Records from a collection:

★ ★ ★

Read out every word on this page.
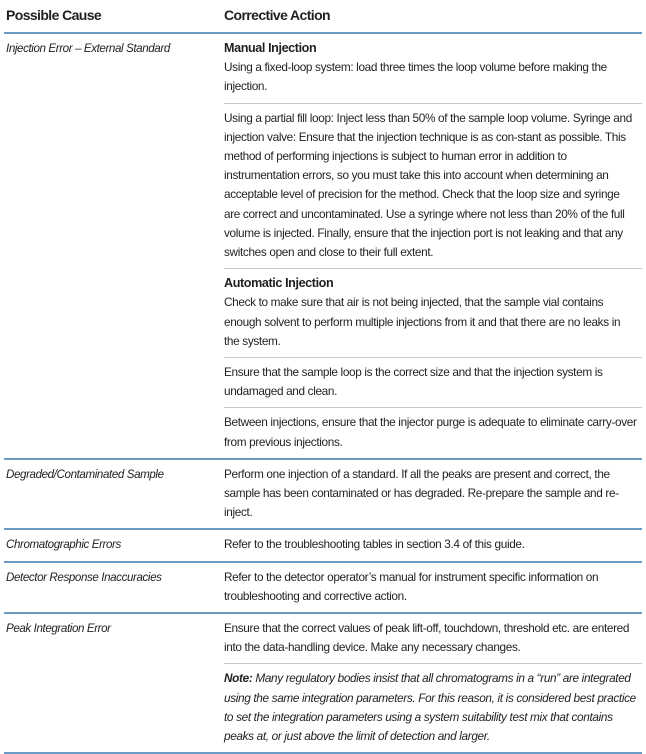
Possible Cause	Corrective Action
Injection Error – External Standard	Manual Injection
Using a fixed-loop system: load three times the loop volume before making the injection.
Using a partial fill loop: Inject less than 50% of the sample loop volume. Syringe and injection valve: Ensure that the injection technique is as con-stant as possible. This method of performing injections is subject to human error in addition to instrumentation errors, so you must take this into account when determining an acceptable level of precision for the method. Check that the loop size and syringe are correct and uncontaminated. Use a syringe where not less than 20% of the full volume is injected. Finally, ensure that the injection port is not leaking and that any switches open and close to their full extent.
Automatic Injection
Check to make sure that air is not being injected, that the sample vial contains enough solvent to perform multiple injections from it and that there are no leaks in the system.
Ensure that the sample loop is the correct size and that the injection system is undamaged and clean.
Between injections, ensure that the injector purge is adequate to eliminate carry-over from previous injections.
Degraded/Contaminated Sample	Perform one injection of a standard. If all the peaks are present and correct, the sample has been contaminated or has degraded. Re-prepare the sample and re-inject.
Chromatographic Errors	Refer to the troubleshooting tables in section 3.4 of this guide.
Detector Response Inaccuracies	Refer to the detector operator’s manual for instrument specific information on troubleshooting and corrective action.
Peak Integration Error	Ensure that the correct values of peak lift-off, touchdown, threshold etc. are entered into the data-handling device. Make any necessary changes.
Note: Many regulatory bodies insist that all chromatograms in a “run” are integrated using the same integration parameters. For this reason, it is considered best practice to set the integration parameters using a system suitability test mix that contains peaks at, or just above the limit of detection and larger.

★ ★ ★

Copy all lines above containing the string "contains".

**Task solution:**
Check to make sure that air is not being injected, that the sample vial contains enough solvent to perform multiple injections from it and that there are no leaks in the system.
Note: Many regulatory bodies insist that all chromatograms in a “run” are integrated using the same integration parameters. For this reason, it is considered best practice to set the integration parameters using a system suitability test mix that contains peaks at, or just above the limit of detection and larger.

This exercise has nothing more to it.